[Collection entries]
----------------------------------------
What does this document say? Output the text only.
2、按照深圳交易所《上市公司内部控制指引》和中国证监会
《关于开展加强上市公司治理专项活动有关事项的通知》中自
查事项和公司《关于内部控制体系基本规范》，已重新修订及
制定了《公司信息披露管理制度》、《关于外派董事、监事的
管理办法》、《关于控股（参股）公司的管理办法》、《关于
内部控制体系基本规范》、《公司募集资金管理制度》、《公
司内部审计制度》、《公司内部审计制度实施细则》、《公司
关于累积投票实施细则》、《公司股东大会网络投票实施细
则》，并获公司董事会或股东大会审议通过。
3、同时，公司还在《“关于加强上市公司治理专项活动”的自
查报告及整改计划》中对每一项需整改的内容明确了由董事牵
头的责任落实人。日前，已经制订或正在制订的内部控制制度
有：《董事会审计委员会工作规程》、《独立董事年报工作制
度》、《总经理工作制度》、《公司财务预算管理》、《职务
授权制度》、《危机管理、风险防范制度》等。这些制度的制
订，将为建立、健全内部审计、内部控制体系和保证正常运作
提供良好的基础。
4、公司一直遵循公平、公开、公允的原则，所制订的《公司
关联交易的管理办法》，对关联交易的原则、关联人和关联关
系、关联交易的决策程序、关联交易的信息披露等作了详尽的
----------------------------------------
What the exercise asks :: Output the listing above without altering a single character.

The result ::
What does this document say? Output the text only.
2、按照深圳交易所《上市公司内部控制指引》和中国证监会
《关于开展加强上市公司治理专项活动有关事项的通知》中自
查事项和公司《关于内部控制体系基本规范》，已重新修订及
制定了《公司信息披露管理制度》、《关于外派董事、监事的
管理办法》、《关于控股（参股）公司的管理办法》、《关于
内部控制体系基本规范》、《公司募集资金管理制度》、《公
司内部审计制度》、《公司内部审计制度实施细则》、《公司
关于累积投票实施细则》、《公司股东大会网络投票实施细
则》，并获公司董事会或股东大会审议通过。
3、同时，公司还在《“关于加强上市公司治理专项活动”的自
查报告及整改计划》中对每一项需整改的内容明确了由董事牵
头的责任落实人。日前，已经制订或正在制订的内部控制制度
有：《董事会审计委员会工作规程》、《独立董事年报工作制
度》、《总经理工作制度》、《公司财务预算管理》、《职务
授权制度》、《危机管理、风险防范制度》等。这些制度的制
订，将为建立、健全内部审计、内部控制体系和保证正常运作
提供良好的基础。
4、公司一直遵循公平、公开、公允的原则，所制订的《公司
关联交易的管理办法》，对关联交易的原则、关联人和关联关
系、关联交易的决策程序、关联交易的信息披露等作了详尽的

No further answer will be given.